**Given data:**
▬▬▬
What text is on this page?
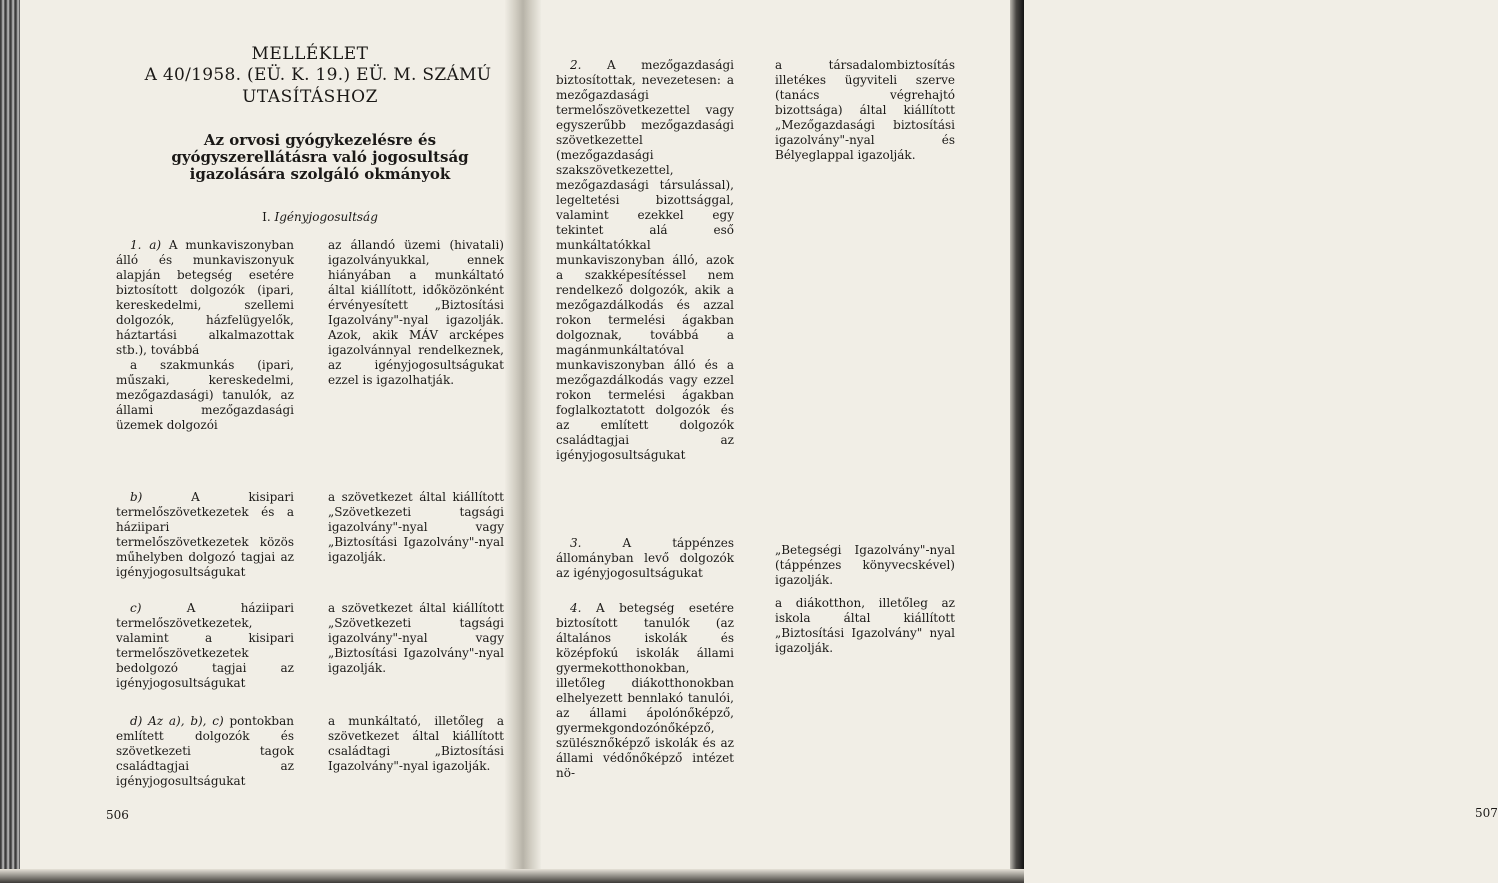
MELLÉKLET
A 40/1958. (EÜ. K. 19.) EÜ. M. SZÁMÚ
UTASÍTÁSHOZ
Az orvosi gyógykezelésre és gyógyszerellátásra való jogosultság igazolására szolgáló okmányok
I. Igényjogosultság

1. a) A munkaviszonyban álló és munkaviszonyuk alapján betegség esetére biztosított dolgozók (ipari, kereskedelmi, szellemi dolgozók, házfelügyelők, háztartási alkalmazottak stb.), továbbá

a szakmunkás (ipari, műszaki, kereskedelmi, mezőgazdasági) tanulók, az állami mezőgazdasági üzemek dolgozói

az állandó üzemi (hivatali) igazolványukkal, ennek hiányában a munkáltató által kiállított, időközönként érvényesített „Biztosítási Igazolvány"-nyal igazolják. Azok, akik MÁV arcképes igazolvánnyal rendelkeznek, az igényjogosultságukat ezzel is igazolhatják.

b)	A kisipari termelőszövetkezetek és a háziipari termelőszövetkezetek közös műhelyben dolgozó tagjai az igényjogosultságukat

a szövetkezet által kiállított „Szövetkezeti tagsági igazolvány"-nyal vagy „Biztosítási Igazolvány"-nyal igazolják.

c)	A háziipari termelőszövetkezetek, valamint a kisipari termelőszövetkezetek bedolgozó tagjai az igényjogosultságukat

a szövetkezet által kiállított „Szövetkezeti tagsági igazolvány"-nyal vagy „Biztosítási Igazolvány"-nyal igazolják.

d) Az a), b), c) pontokban említett dolgozók és szövetkezeti tagok családtagjai az igényjogosultságukat

a munkáltató, illetőleg a szövetkezet által kiállított családtagi „Biztosítási Igazolvány"-nyal igazolják.
506

2. A mezőgazdasági biztosítottak, nevezetesen: a mezőgazdasági termelőszövetkezettel vagy egyszerűbb mezőgazdasági szövetkezettel (mezőgazdasági szakszövetkezettel, mezőgazdasági társulással), legeltetési bizottsággal, valamint ezekkel egy tekintet alá eső munkáltatókkal munkaviszonyban álló, azok a szakképesítéssel nem rendelkező dolgozók, akik a mezőgazdálkodás és azzal rokon termelési ágakban dolgoznak, továbbá a magánmunkáltatóval munkaviszonyban álló és a mezőgazdálkodás vagy ezzel rokon termelési ágakban foglalkoztatott dolgozók és az említett dolgozók családtagjai az igényjogosultságukat

a társadalombiztosítás illetékes ügyviteli szerve (tanács végrehajtó bizottsága) által kiállított „Mezőgazdasági biztosítási igazolvány"-nyal és Bélyeglappal igazolják.

3.	A táppénzes állományban levő dolgozók az igényjogosultságukat

„Betegségi Igazolvány"-nyal (táppénzes könyvecskével) igazolják.

4. A betegség esetére biztosított tanulók (az általános iskolák és középfokú iskolák állami gyermekotthonokban, illetőleg diákotthonokban elhelyezett bennlakó tanulói, az állami ápolónőképző, gyermekgondozónőképző, szülésznőképző iskolák és az állami védőnőképző intézet nö-

a diákotthon, illetőleg az iskola által kiállított „Biztosítási Igazolvány" nyal igazolják.
507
▬▬▬
**Task to complete:**
Retype the listing exactly. Pictures do not belong in the copy.

**Exercise result:**
What text is on this page?
MELLÉKLET
A 40/1958. (EÜ. K. 19.) EÜ. M. SZÁMÚ
UTASÍTÁSHOZ
Az orvosi gyógykezelésre és gyógyszerellátásra való jogosultság igazolására szolgáló okmányok
I. Igényjogosultság

1. a) A munkaviszonyban álló és munkaviszonyuk alapján betegség esetére biztosított dolgozók (ipari, kereskedelmi, szellemi dolgozók, házfelügyelők, háztartási alkalmazottak stb.), továbbá

a szakmunkás (ipari, műszaki, kereskedelmi, mezőgazdasági) tanulók, az állami mezőgazdasági üzemek dolgozói

az állandó üzemi (hivatali) igazolványukkal, ennek hiányában a munkáltató által kiállított, időközönként érvényesített „Biztosítási Igazolvány"-nyal igazolják. Azok, akik MÁV arcképes igazolvánnyal rendelkeznek, az igényjogosultságukat ezzel is igazolhatják.

b)	A kisipari termelőszövetkezetek és a háziipari termelőszövetkezetek közös műhelyben dolgozó tagjai az igényjogosultságukat

a szövetkezet által kiállított „Szövetkezeti tagsági igazolvány"-nyal vagy „Biztosítási Igazolvány"-nyal igazolják.

c)	A háziipari termelőszövetkezetek, valamint a kisipari termelőszövetkezetek bedolgozó tagjai az igényjogosultságukat

a szövetkezet által kiállított „Szövetkezeti tagsági igazolvány"-nyal vagy „Biztosítási Igazolvány"-nyal igazolják.

d) Az a), b), c) pontokban említett dolgozók és szövetkezeti tagok családtagjai az igényjogosultságukat

a munkáltató, illetőleg a szövetkezet által kiállított családtagi „Biztosítási Igazolvány"-nyal igazolják.
506

2. A mezőgazdasági biztosítottak, nevezetesen: a mezőgazdasági termelőszövetkezettel vagy egyszerűbb mezőgazdasági szövetkezettel (mezőgazdasági szakszövetkezettel, mezőgazdasági társulással), legeltetési bizottsággal, valamint ezekkel egy tekintet alá eső munkáltatókkal munkaviszonyban álló, azok a szakképesítéssel nem rendelkező dolgozók, akik a mezőgazdálkodás és azzal rokon termelési ágakban dolgoznak, továbbá a magánmunkáltatóval munkaviszonyban álló és a mezőgazdálkodás vagy ezzel rokon termelési ágakban foglalkoztatott dolgozók és az említett dolgozók családtagjai az igényjogosultságukat

a társadalombiztosítás illetékes ügyviteli szerve (tanács végrehajtó bizottsága) által kiállított „Mezőgazdasági biztosítási igazolvány"-nyal és Bélyeglappal igazolják.

3.	A táppénzes állományban levő dolgozók az igényjogosultságukat

„Betegségi Igazolvány"-nyal (táppénzes könyvecskével) igazolják.

4. A betegség esetére biztosított tanulók (az általános iskolák és középfokú iskolák állami gyermekotthonokban, illetőleg diákotthonokban elhelyezett bennlakó tanulói, az állami ápolónőképző, gyermekgondozónőképző, szülésznőképző iskolák és az állami védőnőképző intézet nö-

a diákotthon, illetőleg az iskola által kiállított „Biztosítási Igazolvány" nyal igazolják.
507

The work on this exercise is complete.